### Data to use
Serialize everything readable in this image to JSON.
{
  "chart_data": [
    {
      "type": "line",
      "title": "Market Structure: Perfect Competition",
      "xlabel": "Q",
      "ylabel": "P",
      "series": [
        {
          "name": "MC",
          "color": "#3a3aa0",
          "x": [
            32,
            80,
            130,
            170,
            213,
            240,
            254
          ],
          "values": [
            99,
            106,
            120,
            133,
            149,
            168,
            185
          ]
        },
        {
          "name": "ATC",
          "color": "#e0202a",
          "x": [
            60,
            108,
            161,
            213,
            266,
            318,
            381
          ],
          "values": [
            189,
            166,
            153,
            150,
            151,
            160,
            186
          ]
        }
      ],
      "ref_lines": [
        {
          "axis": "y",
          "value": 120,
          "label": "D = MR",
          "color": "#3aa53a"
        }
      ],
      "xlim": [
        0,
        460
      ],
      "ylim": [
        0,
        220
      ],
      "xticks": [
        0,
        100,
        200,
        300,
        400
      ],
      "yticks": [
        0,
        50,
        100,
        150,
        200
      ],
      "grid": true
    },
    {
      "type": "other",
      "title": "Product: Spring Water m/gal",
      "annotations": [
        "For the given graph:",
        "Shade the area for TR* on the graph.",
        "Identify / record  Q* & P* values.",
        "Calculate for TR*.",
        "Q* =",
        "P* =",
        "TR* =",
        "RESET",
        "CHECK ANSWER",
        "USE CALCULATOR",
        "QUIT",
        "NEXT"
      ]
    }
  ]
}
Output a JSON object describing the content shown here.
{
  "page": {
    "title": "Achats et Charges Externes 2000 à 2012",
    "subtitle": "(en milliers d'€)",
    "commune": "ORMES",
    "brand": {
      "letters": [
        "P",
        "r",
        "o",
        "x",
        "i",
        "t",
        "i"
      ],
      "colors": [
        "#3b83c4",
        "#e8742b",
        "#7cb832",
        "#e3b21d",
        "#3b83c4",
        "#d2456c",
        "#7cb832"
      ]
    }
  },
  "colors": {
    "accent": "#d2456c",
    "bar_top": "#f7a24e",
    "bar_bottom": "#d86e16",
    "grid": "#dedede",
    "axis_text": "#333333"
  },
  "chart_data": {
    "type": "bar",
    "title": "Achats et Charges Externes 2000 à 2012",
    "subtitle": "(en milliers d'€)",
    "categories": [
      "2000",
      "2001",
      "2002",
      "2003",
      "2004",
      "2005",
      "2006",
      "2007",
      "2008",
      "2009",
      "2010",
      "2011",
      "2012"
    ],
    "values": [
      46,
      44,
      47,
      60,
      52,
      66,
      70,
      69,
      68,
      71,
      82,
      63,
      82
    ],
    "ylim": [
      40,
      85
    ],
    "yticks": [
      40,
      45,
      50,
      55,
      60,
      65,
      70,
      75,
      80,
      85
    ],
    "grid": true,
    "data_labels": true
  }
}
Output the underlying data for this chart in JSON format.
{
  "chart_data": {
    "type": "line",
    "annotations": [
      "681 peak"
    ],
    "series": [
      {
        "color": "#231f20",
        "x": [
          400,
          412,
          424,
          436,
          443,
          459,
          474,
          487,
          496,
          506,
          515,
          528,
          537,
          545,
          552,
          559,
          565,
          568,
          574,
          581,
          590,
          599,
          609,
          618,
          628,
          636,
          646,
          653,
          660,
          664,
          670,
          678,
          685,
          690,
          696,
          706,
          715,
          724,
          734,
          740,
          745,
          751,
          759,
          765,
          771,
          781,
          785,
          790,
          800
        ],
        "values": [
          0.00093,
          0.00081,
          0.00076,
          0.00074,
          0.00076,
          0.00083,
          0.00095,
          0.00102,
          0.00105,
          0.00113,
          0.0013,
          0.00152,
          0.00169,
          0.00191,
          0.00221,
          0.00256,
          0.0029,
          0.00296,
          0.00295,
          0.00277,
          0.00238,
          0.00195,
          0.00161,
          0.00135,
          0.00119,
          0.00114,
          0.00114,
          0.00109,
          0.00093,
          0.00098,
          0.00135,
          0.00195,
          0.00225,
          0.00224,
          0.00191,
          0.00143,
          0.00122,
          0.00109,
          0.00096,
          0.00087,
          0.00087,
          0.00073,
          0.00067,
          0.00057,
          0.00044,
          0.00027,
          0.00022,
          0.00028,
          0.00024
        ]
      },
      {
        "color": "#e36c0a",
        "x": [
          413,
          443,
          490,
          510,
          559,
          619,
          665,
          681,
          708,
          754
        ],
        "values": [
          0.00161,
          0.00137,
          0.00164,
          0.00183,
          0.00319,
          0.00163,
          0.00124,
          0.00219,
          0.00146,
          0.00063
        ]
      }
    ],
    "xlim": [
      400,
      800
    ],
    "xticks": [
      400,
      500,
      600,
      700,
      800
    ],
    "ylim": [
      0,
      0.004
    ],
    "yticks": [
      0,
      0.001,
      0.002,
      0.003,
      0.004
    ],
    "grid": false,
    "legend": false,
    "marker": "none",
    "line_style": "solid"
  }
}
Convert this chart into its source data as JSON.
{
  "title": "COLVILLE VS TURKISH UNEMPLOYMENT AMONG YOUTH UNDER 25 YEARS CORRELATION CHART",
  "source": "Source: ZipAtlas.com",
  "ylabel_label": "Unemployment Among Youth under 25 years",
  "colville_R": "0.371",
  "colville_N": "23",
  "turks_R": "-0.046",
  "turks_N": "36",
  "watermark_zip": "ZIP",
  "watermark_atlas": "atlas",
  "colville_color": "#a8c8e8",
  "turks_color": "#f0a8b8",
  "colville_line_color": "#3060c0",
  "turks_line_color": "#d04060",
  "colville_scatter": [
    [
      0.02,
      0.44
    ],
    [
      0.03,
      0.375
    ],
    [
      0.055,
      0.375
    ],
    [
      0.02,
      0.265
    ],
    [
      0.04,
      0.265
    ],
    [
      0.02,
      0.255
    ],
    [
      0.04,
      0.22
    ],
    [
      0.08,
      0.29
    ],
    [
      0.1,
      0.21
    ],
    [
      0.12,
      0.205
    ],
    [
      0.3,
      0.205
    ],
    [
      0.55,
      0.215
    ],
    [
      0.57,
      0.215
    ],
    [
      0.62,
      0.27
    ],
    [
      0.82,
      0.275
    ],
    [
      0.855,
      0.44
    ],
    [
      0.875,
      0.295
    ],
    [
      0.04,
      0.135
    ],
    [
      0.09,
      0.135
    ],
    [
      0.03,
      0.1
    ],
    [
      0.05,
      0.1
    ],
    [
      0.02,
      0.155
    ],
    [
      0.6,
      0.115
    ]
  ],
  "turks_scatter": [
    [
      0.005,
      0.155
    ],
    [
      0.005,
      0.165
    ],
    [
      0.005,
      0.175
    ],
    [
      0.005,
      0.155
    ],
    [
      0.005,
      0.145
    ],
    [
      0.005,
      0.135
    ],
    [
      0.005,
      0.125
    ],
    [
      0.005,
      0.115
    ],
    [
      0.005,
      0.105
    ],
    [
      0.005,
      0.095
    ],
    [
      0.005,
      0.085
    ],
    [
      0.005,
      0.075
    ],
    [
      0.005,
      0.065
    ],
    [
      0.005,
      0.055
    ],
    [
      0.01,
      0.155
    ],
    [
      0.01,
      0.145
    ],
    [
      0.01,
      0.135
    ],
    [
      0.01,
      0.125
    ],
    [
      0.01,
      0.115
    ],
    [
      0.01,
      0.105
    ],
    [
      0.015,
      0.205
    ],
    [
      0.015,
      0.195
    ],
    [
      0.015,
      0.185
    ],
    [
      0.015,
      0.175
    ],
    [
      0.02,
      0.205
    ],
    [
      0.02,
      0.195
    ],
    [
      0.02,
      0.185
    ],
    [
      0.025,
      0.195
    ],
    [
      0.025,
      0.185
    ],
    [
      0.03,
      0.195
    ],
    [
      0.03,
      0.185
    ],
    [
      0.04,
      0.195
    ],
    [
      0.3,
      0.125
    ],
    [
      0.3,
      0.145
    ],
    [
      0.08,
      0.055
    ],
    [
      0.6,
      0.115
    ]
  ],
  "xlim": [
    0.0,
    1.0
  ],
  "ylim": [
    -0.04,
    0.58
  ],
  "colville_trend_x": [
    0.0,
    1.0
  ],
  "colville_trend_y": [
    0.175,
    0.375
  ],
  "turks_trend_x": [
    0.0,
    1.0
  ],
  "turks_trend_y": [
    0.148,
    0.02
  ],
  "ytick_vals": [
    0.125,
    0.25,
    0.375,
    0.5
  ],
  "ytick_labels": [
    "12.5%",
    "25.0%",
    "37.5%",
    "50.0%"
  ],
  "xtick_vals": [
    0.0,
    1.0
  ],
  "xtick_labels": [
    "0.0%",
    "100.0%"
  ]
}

### Work required
Pull out and copy each line containing the string "Output".

### Exercise solution
Output a JSON object describing the content shown here.
Output the underlying data for this chart in JSON format.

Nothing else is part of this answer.